+++ Records for this task

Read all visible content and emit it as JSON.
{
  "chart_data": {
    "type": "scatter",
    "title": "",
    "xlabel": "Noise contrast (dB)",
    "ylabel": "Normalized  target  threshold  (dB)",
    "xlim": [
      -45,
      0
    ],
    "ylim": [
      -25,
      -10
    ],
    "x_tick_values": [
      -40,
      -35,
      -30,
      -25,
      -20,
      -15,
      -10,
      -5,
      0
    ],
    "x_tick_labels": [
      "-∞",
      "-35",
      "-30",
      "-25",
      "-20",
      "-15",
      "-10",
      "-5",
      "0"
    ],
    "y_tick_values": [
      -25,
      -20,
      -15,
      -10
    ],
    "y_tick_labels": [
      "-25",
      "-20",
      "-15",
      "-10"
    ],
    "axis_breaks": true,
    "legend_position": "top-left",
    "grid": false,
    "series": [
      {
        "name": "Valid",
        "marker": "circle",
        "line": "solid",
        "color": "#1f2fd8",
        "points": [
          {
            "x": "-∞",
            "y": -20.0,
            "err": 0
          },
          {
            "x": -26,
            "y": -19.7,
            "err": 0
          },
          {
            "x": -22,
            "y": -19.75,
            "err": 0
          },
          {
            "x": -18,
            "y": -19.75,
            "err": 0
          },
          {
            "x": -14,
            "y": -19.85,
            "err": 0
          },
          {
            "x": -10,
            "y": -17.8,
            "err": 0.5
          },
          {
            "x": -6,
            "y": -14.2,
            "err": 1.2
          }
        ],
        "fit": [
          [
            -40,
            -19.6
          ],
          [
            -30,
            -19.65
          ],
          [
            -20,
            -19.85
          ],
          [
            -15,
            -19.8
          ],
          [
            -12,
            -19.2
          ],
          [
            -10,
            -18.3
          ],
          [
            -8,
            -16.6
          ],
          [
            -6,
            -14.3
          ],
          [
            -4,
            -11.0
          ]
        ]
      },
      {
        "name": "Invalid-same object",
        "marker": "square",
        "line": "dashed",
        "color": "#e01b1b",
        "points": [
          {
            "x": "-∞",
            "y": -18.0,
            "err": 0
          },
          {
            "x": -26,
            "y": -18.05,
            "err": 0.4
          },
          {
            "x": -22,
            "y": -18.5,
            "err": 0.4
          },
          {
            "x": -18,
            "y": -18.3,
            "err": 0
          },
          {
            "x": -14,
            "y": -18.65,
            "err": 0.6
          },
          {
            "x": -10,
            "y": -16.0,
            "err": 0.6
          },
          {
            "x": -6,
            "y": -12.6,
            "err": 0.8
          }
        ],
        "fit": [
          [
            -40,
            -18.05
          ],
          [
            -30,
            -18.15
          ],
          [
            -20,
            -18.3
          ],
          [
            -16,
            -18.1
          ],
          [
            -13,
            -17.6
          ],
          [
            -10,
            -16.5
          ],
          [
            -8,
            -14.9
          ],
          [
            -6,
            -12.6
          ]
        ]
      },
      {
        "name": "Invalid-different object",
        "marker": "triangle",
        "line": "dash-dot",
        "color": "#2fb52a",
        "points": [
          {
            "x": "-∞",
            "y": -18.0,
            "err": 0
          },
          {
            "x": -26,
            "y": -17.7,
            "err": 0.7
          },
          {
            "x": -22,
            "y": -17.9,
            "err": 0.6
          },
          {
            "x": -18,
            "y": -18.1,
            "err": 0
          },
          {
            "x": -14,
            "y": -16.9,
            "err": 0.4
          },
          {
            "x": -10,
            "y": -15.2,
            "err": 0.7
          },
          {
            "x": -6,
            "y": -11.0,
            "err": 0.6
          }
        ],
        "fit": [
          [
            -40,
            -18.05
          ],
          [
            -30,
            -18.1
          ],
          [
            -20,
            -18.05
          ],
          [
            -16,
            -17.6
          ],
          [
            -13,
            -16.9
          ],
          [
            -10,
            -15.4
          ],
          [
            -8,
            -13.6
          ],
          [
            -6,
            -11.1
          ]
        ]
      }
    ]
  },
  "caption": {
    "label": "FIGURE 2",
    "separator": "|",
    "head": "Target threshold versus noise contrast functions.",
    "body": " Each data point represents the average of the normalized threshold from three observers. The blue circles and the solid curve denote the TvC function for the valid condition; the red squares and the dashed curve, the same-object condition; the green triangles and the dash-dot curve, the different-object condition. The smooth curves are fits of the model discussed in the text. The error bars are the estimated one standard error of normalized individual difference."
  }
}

++++++

● **Work to be completed**: The entries above must be returned exactly.

● **Final result**:
Read all visible content and emit it as JSON.
{
  "chart_data": {
    "type": "scatter",
    "title": "",
    "xlabel": "Noise contrast (dB)",
    "ylabel": "Normalized  target  threshold  (dB)",
    "xlim": [
      -45,
      0
    ],
    "ylim": [
      -25,
      -10
    ],
    "x_tick_values": [
      -40,
      -35,
      -30,
      -25,
      -20,
      -15,
      -10,
      -5,
      0
    ],
    "x_tick_labels": [
      "-∞",
      "-35",
      "-30",
      "-25",
      "-20",
      "-15",
      "-10",
      "-5",
      "0"
    ],
    "y_tick_values": [
      -25,
      -20,
      -15,
      -10
    ],
    "y_tick_labels": [
      "-25",
      "-20",
      "-15",
      "-10"
    ],
    "axis_breaks": true,
    "legend_position": "top-left",
    "grid": false,
    "series": [
      {
        "name": "Valid",
        "marker": "circle",
        "line": "solid",
        "color": "#1f2fd8",
        "points": [
          {
            "x": "-∞",
            "y": -20.0,
            "err": 0
          },
          {
            "x": -26,
            "y": -19.7,
            "err": 0
          },
          {
            "x": -22,
            "y": -19.75,
            "err": 0
          },
          {
            "x": -18,
            "y": -19.75,
            "err": 0
          },
          {
            "x": -14,
            "y": -19.85,
            "err": 0
          },
          {
            "x": -10,
            "y": -17.8,
            "err": 0.5
          },
          {
            "x": -6,
            "y": -14.2,
            "err": 1.2
          }
        ],
        "fit": [
          [
            -40,
            -19.6
          ],
          [
            -30,
            -19.65
          ],
          [
            -20,
            -19.85
          ],
          [
            -15,
            -19.8
          ],
          [
            -12,
            -19.2
          ],
          [
            -10,
            -18.3
          ],
          [
            -8,
            -16.6
          ],
          [
            -6,
            -14.3
          ],
          [
            -4,
            -11.0
          ]
        ]
      },
      {
        "name": "Invalid-same object",
        "marker": "square",
        "line": "dashed",
        "color": "#e01b1b",
        "points": [
          {
            "x": "-∞",
            "y": -18.0,
            "err": 0
          },
          {
            "x": -26,
            "y": -18.05,
            "err": 0.4
          },
          {
            "x": -22,
            "y": -18.5,
            "err": 0.4
          },
          {
            "x": -18,
            "y": -18.3,
            "err": 0
          },
          {
            "x": -14,
            "y": -18.65,
            "err": 0.6
          },
          {
            "x": -10,
            "y": -16.0,
            "err": 0.6
          },
          {
            "x": -6,
            "y": -12.6,
            "err": 0.8
          }
        ],
        "fit": [
          [
            -40,
            -18.05
          ],
          [
            -30,
            -18.15
          ],
          [
            -20,
            -18.3
          ],
          [
            -16,
            -18.1
          ],
          [
            -13,
            -17.6
          ],
          [
            -10,
            -16.5
          ],
          [
            -8,
            -14.9
          ],
          [
            -6,
            -12.6
          ]
        ]
      },
      {
        "name": "Invalid-different object",
        "marker": "triangle",
        "line": "dash-dot",
        "color": "#2fb52a",
        "points": [
          {
            "x": "-∞",
            "y": -18.0,
            "err": 0
          },
          {
            "x": -26,
            "y": -17.7,
            "err": 0.7
          },
          {
            "x": -22,
            "y": -17.9,
            "err": 0.6
          },
          {
            "x": -18,
            "y": -18.1,
            "err": 0
          },
          {
            "x": -14,
            "y": -16.9,
            "err": 0.4
          },
          {
            "x": -10,
            "y": -15.2,
            "err": 0.7
          },
          {
            "x": -6,
            "y": -11.0,
            "err": 0.6
          }
        ],
        "fit": [
          [
            -40,
            -18.05
          ],
          [
            -30,
            -18.1
          ],
          [
            -20,
            -18.05
          ],
          [
            -16,
            -17.6
          ],
          [
            -13,
            -16.9
          ],
          [
            -10,
            -15.4
          ],
          [
            -8,
            -13.6
          ],
          [
            -6,
            -11.1
          ]
        ]
      }
    ]
  },
  "caption": {
    "label": "FIGURE 2",
    "separator": "|",
    "head": "Target threshold versus noise contrast functions.",
    "body": " Each data point represents the average of the normalized threshold from three observers. The blue circles and the solid curve denote the TvC function for the valid condition; the red squares and the dashed curve, the same-object condition; the green triangles and the dash-dot curve, the different-object condition. The smooth curves are fits of the model discussed in the text. The error bars are the estimated one standard error of normalized individual difference."
  }
}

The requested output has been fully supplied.